→ Task statement
Restate every entry word for word.

→ Dataset records
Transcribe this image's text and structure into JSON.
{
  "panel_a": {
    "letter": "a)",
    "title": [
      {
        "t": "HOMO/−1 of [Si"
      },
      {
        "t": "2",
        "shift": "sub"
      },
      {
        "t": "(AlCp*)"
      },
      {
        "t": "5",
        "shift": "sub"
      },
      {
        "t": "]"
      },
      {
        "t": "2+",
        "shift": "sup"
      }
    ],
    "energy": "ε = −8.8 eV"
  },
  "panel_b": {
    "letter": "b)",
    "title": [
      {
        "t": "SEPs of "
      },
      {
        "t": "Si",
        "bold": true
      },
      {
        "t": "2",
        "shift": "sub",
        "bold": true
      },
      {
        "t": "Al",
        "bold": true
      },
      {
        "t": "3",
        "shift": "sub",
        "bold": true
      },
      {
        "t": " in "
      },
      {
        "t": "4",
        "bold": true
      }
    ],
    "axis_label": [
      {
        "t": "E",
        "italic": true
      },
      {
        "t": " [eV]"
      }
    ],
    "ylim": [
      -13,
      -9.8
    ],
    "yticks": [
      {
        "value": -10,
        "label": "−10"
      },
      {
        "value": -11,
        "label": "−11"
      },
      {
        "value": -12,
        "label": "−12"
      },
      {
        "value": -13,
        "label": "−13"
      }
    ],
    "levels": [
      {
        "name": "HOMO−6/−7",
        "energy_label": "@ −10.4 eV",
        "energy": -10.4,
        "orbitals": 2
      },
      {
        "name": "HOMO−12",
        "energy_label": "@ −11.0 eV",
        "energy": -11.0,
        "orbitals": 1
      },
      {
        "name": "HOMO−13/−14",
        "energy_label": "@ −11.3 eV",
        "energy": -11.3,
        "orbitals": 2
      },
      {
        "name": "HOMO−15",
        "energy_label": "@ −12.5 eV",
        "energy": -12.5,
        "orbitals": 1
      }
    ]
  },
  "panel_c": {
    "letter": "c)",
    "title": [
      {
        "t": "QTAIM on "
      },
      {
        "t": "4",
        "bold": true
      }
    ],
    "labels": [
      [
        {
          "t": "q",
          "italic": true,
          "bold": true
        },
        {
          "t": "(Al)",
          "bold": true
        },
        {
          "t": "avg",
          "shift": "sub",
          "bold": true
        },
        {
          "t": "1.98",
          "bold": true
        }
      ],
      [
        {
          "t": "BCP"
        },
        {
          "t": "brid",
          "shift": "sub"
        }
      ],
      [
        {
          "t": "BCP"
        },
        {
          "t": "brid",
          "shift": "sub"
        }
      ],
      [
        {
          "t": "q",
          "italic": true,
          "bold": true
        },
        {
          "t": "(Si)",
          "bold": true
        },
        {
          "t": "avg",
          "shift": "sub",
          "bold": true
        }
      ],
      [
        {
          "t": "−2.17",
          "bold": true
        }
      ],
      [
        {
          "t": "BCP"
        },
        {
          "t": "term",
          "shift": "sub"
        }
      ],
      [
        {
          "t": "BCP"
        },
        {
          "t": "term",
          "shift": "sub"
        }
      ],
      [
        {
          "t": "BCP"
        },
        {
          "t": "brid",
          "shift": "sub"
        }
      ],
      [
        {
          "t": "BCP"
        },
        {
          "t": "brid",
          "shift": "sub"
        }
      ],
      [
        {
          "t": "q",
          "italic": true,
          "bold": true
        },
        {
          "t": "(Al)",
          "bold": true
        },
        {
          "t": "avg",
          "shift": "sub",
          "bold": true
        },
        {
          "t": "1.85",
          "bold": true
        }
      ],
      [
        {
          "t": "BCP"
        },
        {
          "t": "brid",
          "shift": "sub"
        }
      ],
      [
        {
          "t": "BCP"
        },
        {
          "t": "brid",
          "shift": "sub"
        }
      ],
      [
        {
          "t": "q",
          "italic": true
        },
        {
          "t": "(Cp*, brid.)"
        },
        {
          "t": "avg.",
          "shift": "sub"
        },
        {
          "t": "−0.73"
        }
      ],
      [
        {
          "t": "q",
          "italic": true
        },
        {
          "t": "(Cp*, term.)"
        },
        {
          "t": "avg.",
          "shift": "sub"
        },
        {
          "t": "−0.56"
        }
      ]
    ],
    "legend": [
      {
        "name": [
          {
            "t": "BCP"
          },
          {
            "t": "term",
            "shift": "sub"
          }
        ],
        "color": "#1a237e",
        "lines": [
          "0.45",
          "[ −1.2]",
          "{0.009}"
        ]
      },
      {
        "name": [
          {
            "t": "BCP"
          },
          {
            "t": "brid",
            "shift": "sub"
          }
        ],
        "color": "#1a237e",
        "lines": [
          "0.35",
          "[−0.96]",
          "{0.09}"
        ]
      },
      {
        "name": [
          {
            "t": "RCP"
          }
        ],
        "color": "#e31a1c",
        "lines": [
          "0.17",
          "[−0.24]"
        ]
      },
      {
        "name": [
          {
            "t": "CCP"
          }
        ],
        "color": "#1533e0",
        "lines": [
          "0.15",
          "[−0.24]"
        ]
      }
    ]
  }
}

→ Output for this task
Transcribe this image's text and structure into JSON.
{
  "panel_a": {
    "letter": "a)",
    "title": [
      {
        "t": "HOMO/−1 of [Si"
      },
      {
        "t": "2",
        "shift": "sub"
      },
      {
        "t": "(AlCp*)"
      },
      {
        "t": "5",
        "shift": "sub"
      },
      {
        "t": "]"
      },
      {
        "t": "2+",
        "shift": "sup"
      }
    ],
    "energy": "ε = −8.8 eV"
  },
  "panel_b": {
    "letter": "b)",
    "title": [
      {
        "t": "SEPs of "
      },
      {
        "t": "Si",
        "bold": true
      },
      {
        "t": "2",
        "shift": "sub",
        "bold": true
      },
      {
        "t": "Al",
        "bold": true
      },
      {
        "t": "3",
        "shift": "sub",
        "bold": true
      },
      {
        "t": " in "
      },
      {
        "t": "4",
        "bold": true
      }
    ],
    "axis_label": [
      {
        "t": "E",
        "italic": true
      },
      {
        "t": " [eV]"
      }
    ],
    "ylim": [
      -13,
      -9.8
    ],
    "yticks": [
      {
        "value": -10,
        "label": "−10"
      },
      {
        "value": -11,
        "label": "−11"
      },
      {
        "value": -12,
        "label": "−12"
      },
      {
        "value": -13,
        "label": "−13"
      }
    ],
    "levels": [
      {
        "name": "HOMO−6/−7",
        "energy_label": "@ −10.4 eV",
        "energy": -10.4,
        "orbitals": 2
      },
      {
        "name": "HOMO−12",
        "energy_label": "@ −11.0 eV",
        "energy": -11.0,
        "orbitals": 1
      },
      {
        "name": "HOMO−13/−14",
        "energy_label": "@ −11.3 eV",
        "energy": -11.3,
        "orbitals": 2
      },
      {
        "name": "HOMO−15",
        "energy_label": "@ −12.5 eV",
        "energy": -12.5,
        "orbitals": 1
      }
    ]
  },
  "panel_c": {
    "letter": "c)",
    "title": [
      {
        "t": "QTAIM on "
      },
      {
        "t": "4",
        "bold": true
      }
    ],
    "labels": [
      [
        {
          "t": "q",
          "italic": true,
          "bold": true
        },
        {
          "t": "(Al)",
          "bold": true
        },
        {
          "t": "avg",
          "shift": "sub",
          "bold": true
        },
        {
          "t": "1.98",
          "bold": true
        }
      ],
      [
        {
          "t": "BCP"
        },
        {
          "t": "brid",
          "shift": "sub"
        }
      ],
      [
        {
          "t": "BCP"
        },
        {
          "t": "brid",
          "shift": "sub"
        }
      ],
      [
        {
          "t": "q",
          "italic": true,
          "bold": true
        },
        {
          "t": "(Si)",
          "bold": true
        },
        {
          "t": "avg",
          "shift": "sub",
          "bold": true
        }
      ],
      [
        {
          "t": "−2.17",
          "bold": true
        }
      ],
      [
        {
          "t": "BCP"
        },
        {
          "t": "term",
          "shift": "sub"
        }
      ],
      [
        {
          "t": "BCP"
        },
        {
          "t": "term",
          "shift": "sub"
        }
      ],
      [
        {
          "t": "BCP"
        },
        {
          "t": "brid",
          "shift": "sub"
        }
      ],
      [
        {
          "t": "BCP"
        },
        {
          "t": "brid",
          "shift": "sub"
        }
      ],
      [
        {
          "t": "q",
          "italic": true,
          "bold": true
        },
        {
          "t": "(Al)",
          "bold": true
        },
        {
          "t": "avg",
          "shift": "sub",
          "bold": true
        },
        {
          "t": "1.85",
          "bold": true
        }
      ],
      [
        {
          "t": "BCP"
        },
        {
          "t": "brid",
          "shift": "sub"
        }
      ],
      [
        {
          "t": "BCP"
        },
        {
          "t": "brid",
          "shift": "sub"
        }
      ],
      [
        {
          "t": "q",
          "italic": true
        },
        {
          "t": "(Cp*, brid.)"
        },
        {
          "t": "avg.",
          "shift": "sub"
        },
        {
          "t": "−0.73"
        }
      ],
      [
        {
          "t": "q",
          "italic": true
        },
        {
          "t": "(Cp*, term.)"
        },
        {
          "t": "avg.",
          "shift": "sub"
        },
        {
          "t": "−0.56"
        }
      ]
    ],
    "legend": [
      {
        "name": [
          {
            "t": "BCP"
          },
          {
            "t": "term",
            "shift": "sub"
          }
        ],
        "color": "#1a237e",
        "lines": [
          "0.45",
          "[ −1.2]",
          "{0.009}"
        ]
      },
      {
        "name": [
          {
            "t": "BCP"
          },
          {
            "t": "brid",
            "shift": "sub"
          }
        ],
        "color": "#1a237e",
        "lines": [
          "0.35",
          "[−0.96]",
          "{0.09}"
        ]
      },
      {
        "name": [
          {
            "t": "RCP"
          }
        ],
        "color": "#e31a1c",
        "lines": [
          "0.17",
          "[−0.24]"
        ]
      },
      {
        "name": [
          {
            "t": "CCP"
          }
        ],
        "color": "#1533e0",
        "lines": [
          "0.15",
          "[−0.24]"
        ]
      }
    ]
  }
}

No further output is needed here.